### Exercise
Copy out every line exactly, passing over the pictures.

(Stored records)
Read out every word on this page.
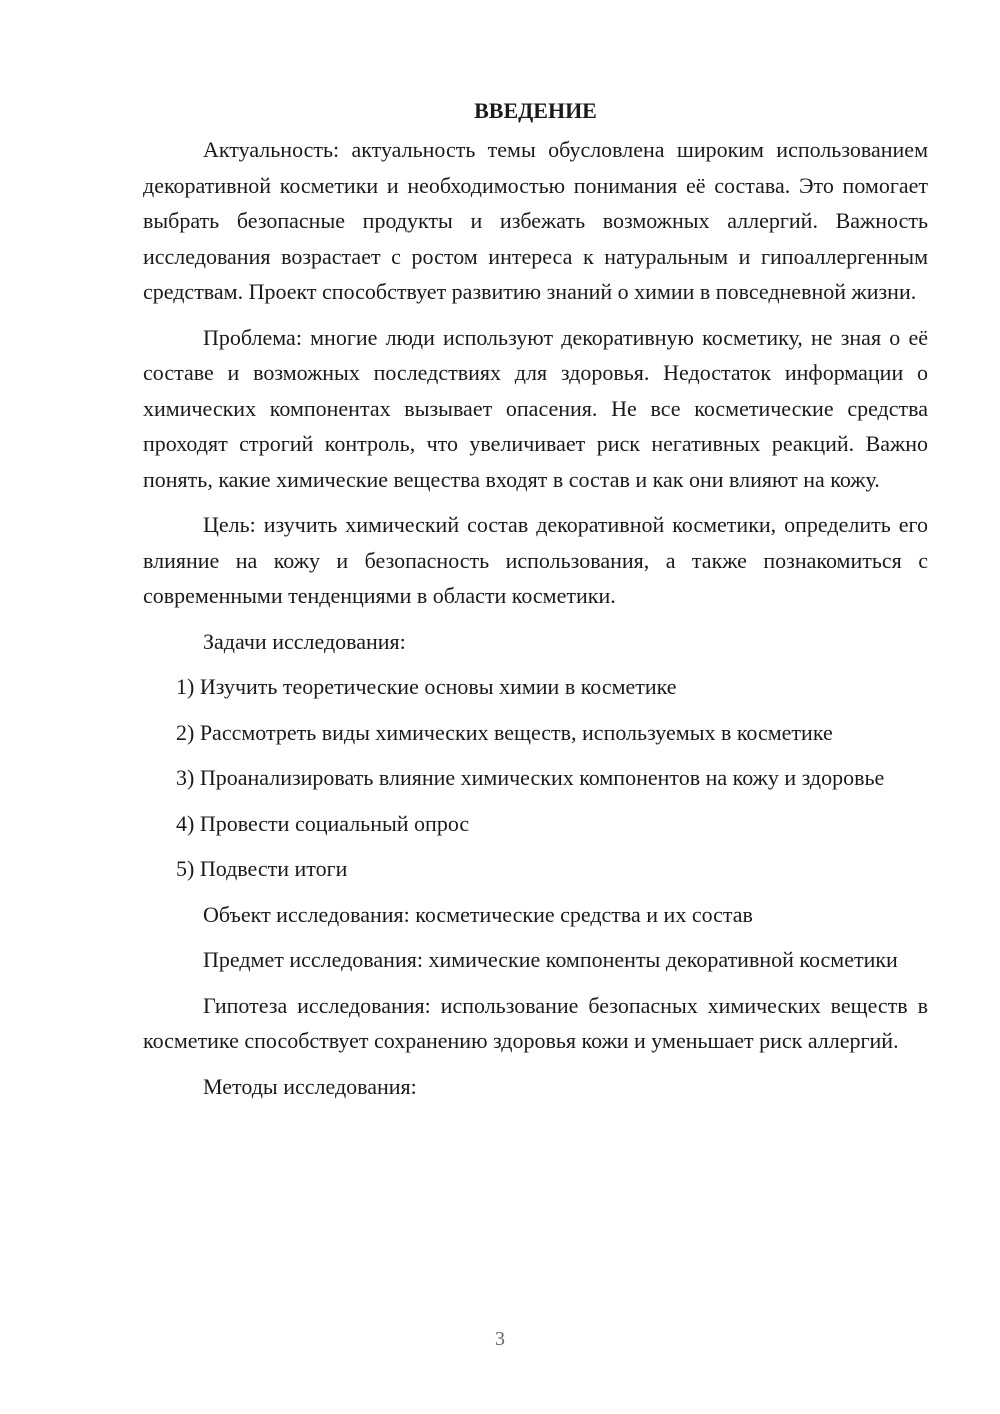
ВВЕДЕНИЕ

Актуальность: актуальность темы обусловлена широким использованием декоративной косметики и необходимостью понимания её состава. Это помогает выбрать безопасные продукты и избежать возможных аллергий. Важность исследования возрастает с ростом интереса к натуральным и гипоаллергенным средствам. Проект способствует развитию знаний о химии в повседневной жизни.

Проблема: многие люди используют декоративную косметику, не зная о её составе и возможных последствиях для здоровья. Недостаток информации о химических компонентах вызывает опасения. Не все косметические средства проходят строгий контроль, что увеличивает риск негативных реакций. Важно понять, какие химические вещества входят в состав и как они влияют на кожу.

Цель: изучить химический состав декоративной косметики, определить его влияние на кожу и безопасность использования, а также познакомиться с современными тенденциями в области косметики.

Задачи исследования:

1) Изучить теоретические основы химии в косметике

2) Рассмотреть виды химических веществ, используемых в косметике

3) Проанализировать влияние химических компонентов на кожу и здоровье

4) Провести социальный опрос

5) Подвести итоги

Объект исследования: косметические средства и их состав

Предмет исследования: химические компоненты декоративной косметики

Гипотеза исследования: использование безопасных химических веществ в косметике способствует сохранению здоровья кожи и уменьшает риск аллергий.

Методы исследования:

3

### Answer
Read out every word on this page.
ВВЕДЕНИЕ

Актуальность: актуальность темы обусловлена широким использованием декоративной косметики и необходимостью понимания её состава. Это помогает выбрать безопасные продукты и избежать возможных аллергий. Важность исследования возрастает с ростом интереса к натуральным и гипоаллергенным средствам. Проект способствует развитию знаний о химии в повседневной жизни.

Проблема: многие люди используют декоративную косметику, не зная о её составе и возможных последствиях для здоровья. Недостаток информации о химических компонентах вызывает опасения. Не все косметические средства проходят строгий контроль, что увеличивает риск негативных реакций. Важно понять, какие химические вещества входят в состав и как они влияют на кожу.

Цель: изучить химический состав декоративной косметики, определить его влияние на кожу и безопасность использования, а также познакомиться с современными тенденциями в области косметики.

Задачи исследования:

1) Изучить теоретические основы химии в косметике

2) Рассмотреть виды химических веществ, используемых в косметике

3) Проанализировать влияние химических компонентов на кожу и здоровье

4) Провести социальный опрос

5) Подвести итоги

Объект исследования: косметические средства и их состав

Предмет исследования: химические компоненты декоративной косметики

Гипотеза исследования: использование безопасных химических веществ в косметике способствует сохранению здоровья кожи и уменьшает риск аллергий.

Методы исследования:

3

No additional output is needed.